Jesper Tydén (born August 9, 1975) is a stage actor and singer from Stockholm, Sweden.

Biography
Jesper Tydén, born in Stockholm/Sweden, started his Vocal and Musical education at the Royal Music Conservatory in Stockholm. Throughout his studies he was a member of the Eric Ericsson Chamber Choir and the Swedish Radio Choir. His acting experience and bachelor in musicaltheatre he got from “Artisten” the Theatre and Opera school in Gothenburg. After graduating, Jesper was hired to play leading roles by numerous major musical theatres and productions throughout Europe including Disney’s worldpremiere of “The Hunchback of Notre Dame” 2000 in Berlin/Germany, “Elisabeth” 2001/02 in Essen/Germany, “Miss Saigon” 2003/04 in St.Gallen/Switzerland, “Elisabeth” 2003/04 in Vienna/Austria, “West Side Story” 2003/04 in Bregenz/Austria, “Dracula” (European Premiere) 2005 in St.Gallen/Switzerland & Graz, “Robin Hood” (World Premiere) 2005 in Bremen/Germany, “Les Misérables” 2007 in St. Gallen/Switzerland & Graz/Austria and “Tutanchamun” (World Premiere) 2008 in Gutenstein/Austria. In 2009 he played “Les Misérables” in Klagenfurt/Austria and “La Belle Bizarre du Moulin Rouge” a European Tour. In 2009/10 he played the part of Toby in "Sweeney Todd", Radames “AIDA”, Padre “MANN VON LA MANCHA” D’Artagnan“3 Musketeers”. He has recorded 7 Cast CD’s & 2 Pop singles and is an appreciated soloist in numerous concerts and galas.

Stage Work
Der Glöckner von Notre Dame (Berlin) - Phoebus (1999)
Elisabeth (Essen) - Rudolf/understudy der Tod (2001/2001)
Miss Saigon - (St. Gallen) Chris (2003/2004)
West Side Story - (Bregenz) Tony (2003/2004)
Elisabeth (Vienna) - Rudolf/understudy der Tod (2003–2004)
Jesus Christ Superstar - (Essen, Berlin) Jesus (2004)
______
Required work :: Write out word for word the part of the Jesper Tydén text that opens with the words containing "Miss Saigon - (St." and closes with "Berlin) Jesus (2004)".

Data section ::
______
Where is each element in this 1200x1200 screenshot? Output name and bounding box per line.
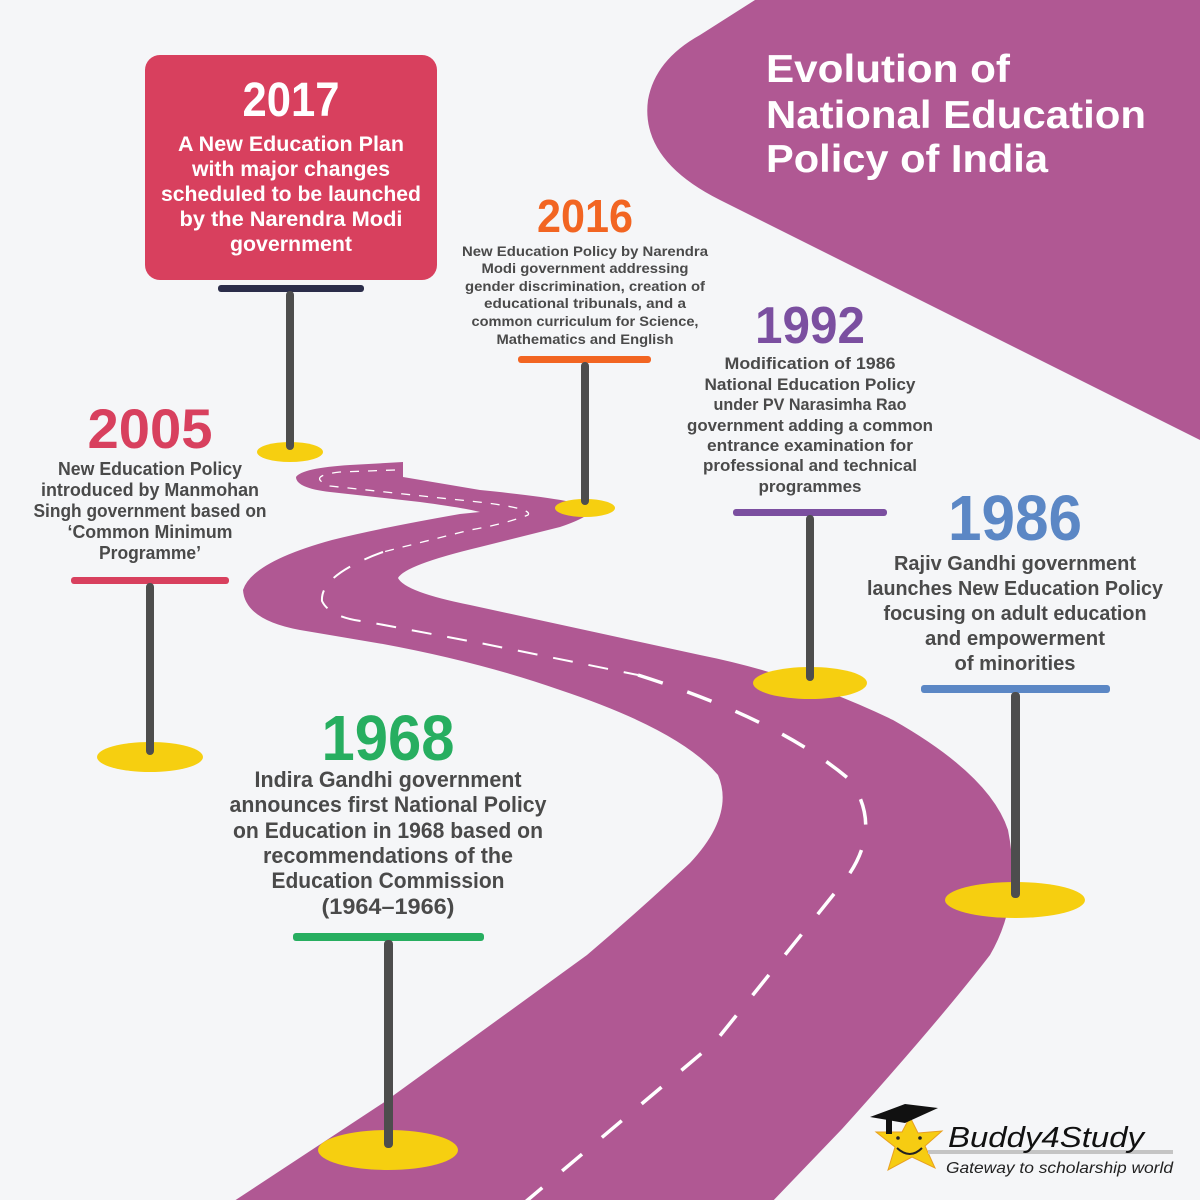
______
Output for this task ::
Miss Saigon - (St. Gallen) Chris (2003/2004)
West Side Story - (Bregenz) Tony (2003/2004)
Elisabeth (Vienna) - Rudolf/understudy der Tod (2003–2004)
Jesus Christ Superstar - (Essen, Berlin) Jesus (2004)